--- Directive ---
Where a line contains the word "ylabel", copy that line.

==== Listed entries ====

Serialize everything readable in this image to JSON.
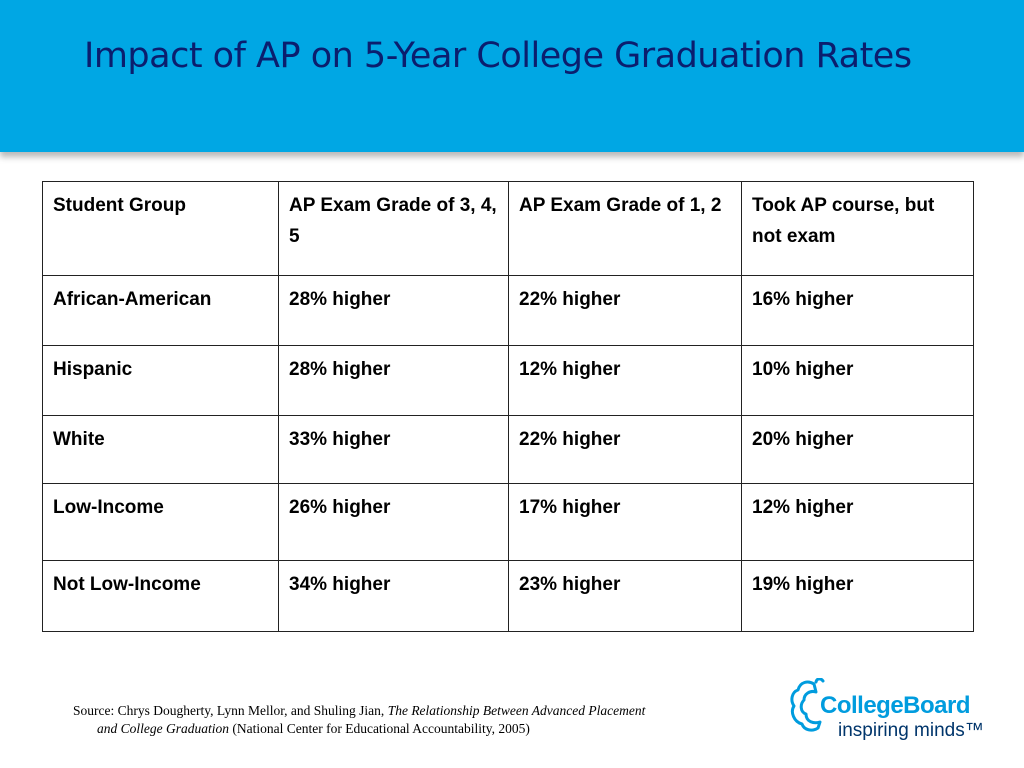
{
  "slide": {
    "title": "Impact of AP on 5-Year College Graduation Rates"
  },
  "table": {
    "headers": [
      "Student Group",
      "AP Exam Grade of 3, 4, 5",
      "AP Exam Grade of 1, 2",
      "Took AP course, but not exam"
    ],
    "rows": [
      [
        "African-American",
        "28% higher",
        "22% higher",
        "16% higher"
      ],
      [
        "Hispanic",
        "28% higher",
        "12% higher",
        "10% higher"
      ],
      [
        "White",
        "33% higher",
        "22% higher",
        "20% higher"
      ],
      [
        "Low-Income",
        "26% higher",
        "17% higher",
        "12% higher"
      ],
      [
        "Not Low-Income",
        "34% higher",
        "23% higher",
        "19% higher"
      ]
    ]
  },
  "source": {
    "prefix": "Source: Chrys Dougherty, Lynn Mellor, and Shuling Jian, ",
    "title_part1": "The Relationship Between Advanced Placement",
    "title_part2": "and College Graduation",
    "suffix": " (National Center for Educational Accountability, 2005)"
  },
  "logo": {
    "name": "CollegeBoard",
    "tagline": "inspiring minds™",
    "colors": {
      "primary": "#009cde",
      "secondary": "#00356b"
    }
  },
  "theme": {
    "banner": "#00a7e4",
    "title_color": "#0b1e6e"
  }
}
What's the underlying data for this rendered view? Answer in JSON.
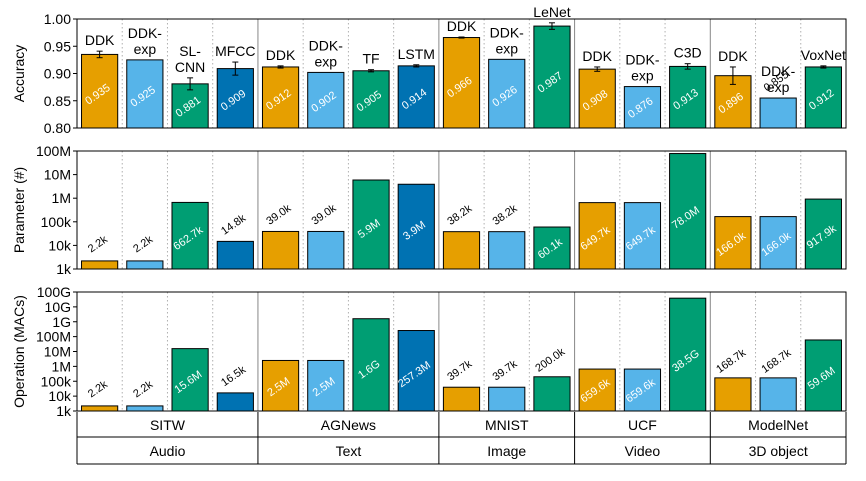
{
  "chart_data": [
    {
      "type": "bar",
      "ylabel": "Accuracy",
      "ylim": [
        0.8,
        1.0
      ],
      "yticks": [
        "0.80",
        "0.85",
        "0.90",
        "0.95",
        "1.00"
      ],
      "grid": "vertical dotted separators between bars",
      "bars": [
        {
          "label": "DDK",
          "value": 0.935,
          "value_label": "0.935",
          "err": 0.006
        },
        {
          "label": "DDK-exp",
          "value": 0.925,
          "value_label": "0.925",
          "err": 0
        },
        {
          "label": "SL-CNN",
          "value": 0.881,
          "value_label": "0.881",
          "err": 0.011
        },
        {
          "label": "MFCC",
          "value": 0.909,
          "value_label": "0.909",
          "err": 0.012
        },
        {
          "label": "DDK",
          "value": 0.912,
          "value_label": "0.912",
          "err": 0.002
        },
        {
          "label": "DDK-exp",
          "value": 0.902,
          "value_label": "0.902",
          "err": 0
        },
        {
          "label": "TF",
          "value": 0.905,
          "value_label": "0.905",
          "err": 0.002
        },
        {
          "label": "LSTM",
          "value": 0.914,
          "value_label": "0.914",
          "err": 0.002
        },
        {
          "label": "DDK",
          "value": 0.966,
          "value_label": "0.966",
          "err": 0.001
        },
        {
          "label": "DDK-exp",
          "value": 0.926,
          "value_label": "0.926",
          "err": 0
        },
        {
          "label": "LeNet",
          "value": 0.987,
          "value_label": "0.987",
          "err": 0.006
        },
        {
          "label": "DDK",
          "value": 0.908,
          "value_label": "0.908",
          "err": 0.004
        },
        {
          "label": "DDK-exp",
          "value": 0.876,
          "value_label": "0.876",
          "err": 0
        },
        {
          "label": "C3D",
          "value": 0.913,
          "value_label": "0.913",
          "err": 0.005
        },
        {
          "label": "DDK",
          "value": 0.896,
          "value_label": "0.896",
          "err": 0.016
        },
        {
          "label": "DDK-exp",
          "value": 0.855,
          "value_label": "0.855",
          "err": 0
        },
        {
          "label": "VoxNet",
          "value": 0.912,
          "value_label": "0.912",
          "err": 0.002
        }
      ]
    },
    {
      "type": "bar",
      "ylabel": "Parameter (#)",
      "scale": "log",
      "ylim": [
        1000,
        100000000
      ],
      "yticks": [
        "1k",
        "10k",
        "100k",
        "1M",
        "10M",
        "100M"
      ],
      "bars": [
        {
          "value": 2200,
          "value_label": "2.2k"
        },
        {
          "value": 2200,
          "value_label": "2.2k"
        },
        {
          "value": 662700,
          "value_label": "662.7k"
        },
        {
          "value": 14800,
          "value_label": "14.8k"
        },
        {
          "value": 39000,
          "value_label": "39.0k"
        },
        {
          "value": 39000,
          "value_label": "39.0k"
        },
        {
          "value": 5900000,
          "value_label": "5.9M"
        },
        {
          "value": 3900000,
          "value_label": "3.9M"
        },
        {
          "value": 38200,
          "value_label": "38.2k"
        },
        {
          "value": 38200,
          "value_label": "38.2k"
        },
        {
          "value": 60100,
          "value_label": "60.1k"
        },
        {
          "value": 649700,
          "value_label": "649.7k"
        },
        {
          "value": 649700,
          "value_label": "649.7k"
        },
        {
          "value": 78000000,
          "value_label": "78.0M"
        },
        {
          "value": 166000,
          "value_label": "166.0k"
        },
        {
          "value": 166000,
          "value_label": "166.0k"
        },
        {
          "value": 917900,
          "value_label": "917.9k"
        }
      ]
    },
    {
      "type": "bar",
      "ylabel": "Operation (MACs)",
      "scale": "log",
      "ylim": [
        1000,
        100000000000
      ],
      "yticks": [
        "1k",
        "10k",
        "100k",
        "1M",
        "10M",
        "100M",
        "1G",
        "10G",
        "100G"
      ],
      "bars": [
        {
          "value": 2200,
          "value_label": "2.2k"
        },
        {
          "value": 2200,
          "value_label": "2.2k"
        },
        {
          "value": 15600000,
          "value_label": "15.6M"
        },
        {
          "value": 16500,
          "value_label": "16.5k"
        },
        {
          "value": 2500000,
          "value_label": "2.5M"
        },
        {
          "value": 2500000,
          "value_label": "2.5M"
        },
        {
          "value": 1600000000,
          "value_label": "1.6G"
        },
        {
          "value": 257300000,
          "value_label": "257.3M"
        },
        {
          "value": 39700,
          "value_label": "39.7k"
        },
        {
          "value": 39700,
          "value_label": "39.7k"
        },
        {
          "value": 200000,
          "value_label": "200.0k"
        },
        {
          "value": 659600,
          "value_label": "659.6k"
        },
        {
          "value": 659600,
          "value_label": "659.6k"
        },
        {
          "value": 38500000000,
          "value_label": "38.5G"
        },
        {
          "value": 168700,
          "value_label": "168.7k"
        },
        {
          "value": 168700,
          "value_label": "168.7k"
        },
        {
          "value": 59600000,
          "value_label": "59.6M"
        }
      ]
    }
  ],
  "bar_colors": [
    "#E69F00",
    "#56B4E9",
    "#009E73",
    "#0072B2",
    "#E69F00",
    "#56B4E9",
    "#009E73",
    "#0072B2",
    "#E69F00",
    "#56B4E9",
    "#009E73",
    "#E69F00",
    "#56B4E9",
    "#009E73",
    "#E69F00",
    "#56B4E9",
    "#009E73"
  ],
  "groups": [
    {
      "dataset": "SITW",
      "modality": "Audio",
      "count": 4
    },
    {
      "dataset": "AGNews",
      "modality": "Text",
      "count": 4
    },
    {
      "dataset": "MNIST",
      "modality": "Image",
      "count": 3
    },
    {
      "dataset": "UCF",
      "modality": "Video",
      "count": 3
    },
    {
      "dataset": "ModelNet",
      "modality": "3D object",
      "count": 3
    }
  ]
}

====

--- The solution ---
      "ylabel": "Accuracy",
      "ylabel": "Parameter (#)",
      "ylabel": "Operation (MACs)",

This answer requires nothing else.